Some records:
(begin)

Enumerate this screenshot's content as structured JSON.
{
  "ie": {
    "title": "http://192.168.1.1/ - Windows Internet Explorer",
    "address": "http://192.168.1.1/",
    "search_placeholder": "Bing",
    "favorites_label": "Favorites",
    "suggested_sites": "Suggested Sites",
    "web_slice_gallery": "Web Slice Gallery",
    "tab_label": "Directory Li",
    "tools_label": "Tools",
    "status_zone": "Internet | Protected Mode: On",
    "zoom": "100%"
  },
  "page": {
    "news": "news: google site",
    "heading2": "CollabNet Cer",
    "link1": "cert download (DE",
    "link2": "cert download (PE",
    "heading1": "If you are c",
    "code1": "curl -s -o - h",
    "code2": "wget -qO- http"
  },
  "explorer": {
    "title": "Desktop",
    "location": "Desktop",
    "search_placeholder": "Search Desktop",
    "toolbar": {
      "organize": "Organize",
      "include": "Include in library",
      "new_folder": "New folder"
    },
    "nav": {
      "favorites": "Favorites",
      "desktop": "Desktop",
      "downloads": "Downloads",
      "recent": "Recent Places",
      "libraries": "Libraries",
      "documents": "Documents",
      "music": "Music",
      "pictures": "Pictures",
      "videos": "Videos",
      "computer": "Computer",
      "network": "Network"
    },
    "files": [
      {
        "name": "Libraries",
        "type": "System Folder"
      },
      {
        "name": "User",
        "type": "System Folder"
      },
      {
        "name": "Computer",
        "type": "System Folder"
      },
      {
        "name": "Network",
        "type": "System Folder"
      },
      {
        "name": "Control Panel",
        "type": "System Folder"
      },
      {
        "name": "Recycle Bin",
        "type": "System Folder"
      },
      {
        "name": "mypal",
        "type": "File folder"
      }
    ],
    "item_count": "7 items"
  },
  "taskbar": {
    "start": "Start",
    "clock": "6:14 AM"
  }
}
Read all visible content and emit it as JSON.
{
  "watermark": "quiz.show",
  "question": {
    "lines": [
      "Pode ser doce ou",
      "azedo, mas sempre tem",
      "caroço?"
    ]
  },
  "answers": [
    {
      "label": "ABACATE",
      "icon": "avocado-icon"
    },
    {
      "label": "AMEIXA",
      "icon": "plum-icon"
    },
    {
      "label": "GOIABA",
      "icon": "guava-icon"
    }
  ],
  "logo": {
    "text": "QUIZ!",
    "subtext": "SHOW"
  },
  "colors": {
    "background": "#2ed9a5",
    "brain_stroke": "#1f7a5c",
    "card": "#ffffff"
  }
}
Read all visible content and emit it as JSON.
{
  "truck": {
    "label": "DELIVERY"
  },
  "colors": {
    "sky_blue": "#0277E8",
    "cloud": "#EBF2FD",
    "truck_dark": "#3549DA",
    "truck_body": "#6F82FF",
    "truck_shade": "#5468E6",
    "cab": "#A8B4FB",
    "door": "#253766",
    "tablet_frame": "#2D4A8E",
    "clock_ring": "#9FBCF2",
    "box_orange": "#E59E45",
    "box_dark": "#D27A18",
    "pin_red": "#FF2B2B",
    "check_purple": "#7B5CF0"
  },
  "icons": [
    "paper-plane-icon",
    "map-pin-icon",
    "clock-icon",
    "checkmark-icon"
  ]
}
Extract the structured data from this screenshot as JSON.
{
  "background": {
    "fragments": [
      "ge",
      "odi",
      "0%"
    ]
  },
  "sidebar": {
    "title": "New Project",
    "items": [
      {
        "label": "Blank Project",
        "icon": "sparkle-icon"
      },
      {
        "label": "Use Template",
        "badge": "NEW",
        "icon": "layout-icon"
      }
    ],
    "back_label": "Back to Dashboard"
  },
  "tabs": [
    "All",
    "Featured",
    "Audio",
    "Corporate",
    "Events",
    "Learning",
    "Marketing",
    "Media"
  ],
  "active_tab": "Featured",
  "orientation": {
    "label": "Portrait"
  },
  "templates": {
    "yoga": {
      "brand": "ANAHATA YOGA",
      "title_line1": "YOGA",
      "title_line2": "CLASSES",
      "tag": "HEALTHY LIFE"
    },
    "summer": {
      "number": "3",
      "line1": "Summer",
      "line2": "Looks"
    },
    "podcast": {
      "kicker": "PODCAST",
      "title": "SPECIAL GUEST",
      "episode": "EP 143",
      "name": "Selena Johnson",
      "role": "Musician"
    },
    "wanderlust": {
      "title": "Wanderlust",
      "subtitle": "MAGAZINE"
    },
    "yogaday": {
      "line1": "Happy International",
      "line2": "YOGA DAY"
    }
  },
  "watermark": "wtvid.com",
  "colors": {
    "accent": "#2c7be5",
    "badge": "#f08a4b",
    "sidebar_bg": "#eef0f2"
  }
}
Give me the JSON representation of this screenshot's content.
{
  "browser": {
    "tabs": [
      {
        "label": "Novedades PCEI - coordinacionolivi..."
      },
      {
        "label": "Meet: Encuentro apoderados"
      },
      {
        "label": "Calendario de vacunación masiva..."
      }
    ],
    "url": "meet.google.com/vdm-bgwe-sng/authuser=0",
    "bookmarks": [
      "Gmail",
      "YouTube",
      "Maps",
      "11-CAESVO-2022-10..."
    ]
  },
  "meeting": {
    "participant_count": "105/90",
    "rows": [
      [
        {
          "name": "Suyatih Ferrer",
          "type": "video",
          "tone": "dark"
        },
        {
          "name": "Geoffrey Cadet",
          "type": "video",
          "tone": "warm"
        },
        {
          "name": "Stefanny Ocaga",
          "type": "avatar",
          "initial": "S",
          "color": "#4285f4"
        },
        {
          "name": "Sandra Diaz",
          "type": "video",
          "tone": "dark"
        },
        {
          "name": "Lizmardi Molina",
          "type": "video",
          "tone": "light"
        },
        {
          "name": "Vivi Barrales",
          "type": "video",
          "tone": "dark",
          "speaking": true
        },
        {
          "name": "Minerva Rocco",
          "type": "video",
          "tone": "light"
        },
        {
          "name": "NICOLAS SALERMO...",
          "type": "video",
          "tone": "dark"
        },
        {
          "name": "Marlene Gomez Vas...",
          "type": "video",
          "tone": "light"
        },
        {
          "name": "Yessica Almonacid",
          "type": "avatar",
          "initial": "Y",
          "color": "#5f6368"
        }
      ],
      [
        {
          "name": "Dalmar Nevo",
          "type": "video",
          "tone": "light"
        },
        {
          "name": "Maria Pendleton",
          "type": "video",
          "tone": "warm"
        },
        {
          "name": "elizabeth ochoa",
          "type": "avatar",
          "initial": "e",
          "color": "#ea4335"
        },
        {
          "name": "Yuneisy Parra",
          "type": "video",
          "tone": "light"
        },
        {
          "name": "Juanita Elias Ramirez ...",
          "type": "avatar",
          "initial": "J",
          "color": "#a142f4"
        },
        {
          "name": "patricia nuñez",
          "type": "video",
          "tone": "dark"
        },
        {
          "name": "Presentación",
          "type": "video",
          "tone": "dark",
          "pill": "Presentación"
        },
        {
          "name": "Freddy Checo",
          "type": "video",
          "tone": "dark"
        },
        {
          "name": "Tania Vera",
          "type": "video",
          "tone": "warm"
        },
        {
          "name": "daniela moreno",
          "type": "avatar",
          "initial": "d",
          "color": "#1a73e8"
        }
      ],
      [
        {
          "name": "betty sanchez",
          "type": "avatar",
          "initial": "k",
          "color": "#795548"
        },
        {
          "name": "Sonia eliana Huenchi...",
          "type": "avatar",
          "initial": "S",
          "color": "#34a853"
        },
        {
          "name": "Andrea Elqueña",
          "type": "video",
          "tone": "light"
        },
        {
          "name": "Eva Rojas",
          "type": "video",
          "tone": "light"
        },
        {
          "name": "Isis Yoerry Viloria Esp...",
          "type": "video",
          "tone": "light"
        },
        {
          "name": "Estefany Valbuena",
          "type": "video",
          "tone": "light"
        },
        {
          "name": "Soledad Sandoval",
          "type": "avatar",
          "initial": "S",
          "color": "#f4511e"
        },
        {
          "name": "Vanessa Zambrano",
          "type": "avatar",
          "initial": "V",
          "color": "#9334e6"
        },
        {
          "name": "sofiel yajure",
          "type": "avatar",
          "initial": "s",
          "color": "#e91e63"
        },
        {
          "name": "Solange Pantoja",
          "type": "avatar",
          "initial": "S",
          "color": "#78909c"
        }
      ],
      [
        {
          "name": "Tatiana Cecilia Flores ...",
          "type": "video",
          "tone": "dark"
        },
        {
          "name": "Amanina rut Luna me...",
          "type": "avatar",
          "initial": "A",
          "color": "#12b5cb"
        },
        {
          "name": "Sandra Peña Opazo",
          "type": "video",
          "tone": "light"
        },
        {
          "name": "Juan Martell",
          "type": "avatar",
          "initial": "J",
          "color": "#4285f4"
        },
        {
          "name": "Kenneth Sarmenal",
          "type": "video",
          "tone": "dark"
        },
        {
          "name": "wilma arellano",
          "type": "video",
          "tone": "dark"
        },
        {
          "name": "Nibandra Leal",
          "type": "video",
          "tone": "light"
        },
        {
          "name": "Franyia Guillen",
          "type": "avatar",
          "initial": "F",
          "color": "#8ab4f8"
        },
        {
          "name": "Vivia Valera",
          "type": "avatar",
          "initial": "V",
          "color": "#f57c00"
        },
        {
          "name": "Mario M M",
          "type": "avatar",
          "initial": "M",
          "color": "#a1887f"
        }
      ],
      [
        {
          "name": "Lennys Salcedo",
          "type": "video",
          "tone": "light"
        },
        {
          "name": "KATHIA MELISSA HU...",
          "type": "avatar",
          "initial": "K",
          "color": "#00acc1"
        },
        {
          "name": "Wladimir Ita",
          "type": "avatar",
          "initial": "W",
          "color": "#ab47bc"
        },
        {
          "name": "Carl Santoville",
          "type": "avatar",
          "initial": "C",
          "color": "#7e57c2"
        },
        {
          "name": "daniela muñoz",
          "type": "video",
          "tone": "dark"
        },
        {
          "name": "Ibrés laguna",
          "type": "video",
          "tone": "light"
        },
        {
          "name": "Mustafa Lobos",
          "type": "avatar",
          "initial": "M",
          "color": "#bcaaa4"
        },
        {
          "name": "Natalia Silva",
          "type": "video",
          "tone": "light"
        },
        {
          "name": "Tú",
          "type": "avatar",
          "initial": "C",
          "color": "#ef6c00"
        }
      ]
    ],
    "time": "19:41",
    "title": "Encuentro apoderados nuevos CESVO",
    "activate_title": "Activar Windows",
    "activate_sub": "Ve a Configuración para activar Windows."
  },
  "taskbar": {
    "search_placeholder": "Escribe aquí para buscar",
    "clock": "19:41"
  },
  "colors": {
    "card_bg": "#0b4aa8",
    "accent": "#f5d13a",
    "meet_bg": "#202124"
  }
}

(end)

## REQUEST
Where a line in the entries holds the word "Favorites", copy that line.

## ANSWER IN FULL
    "favorites_label": "Favorites",
      "favorites": "Favorites",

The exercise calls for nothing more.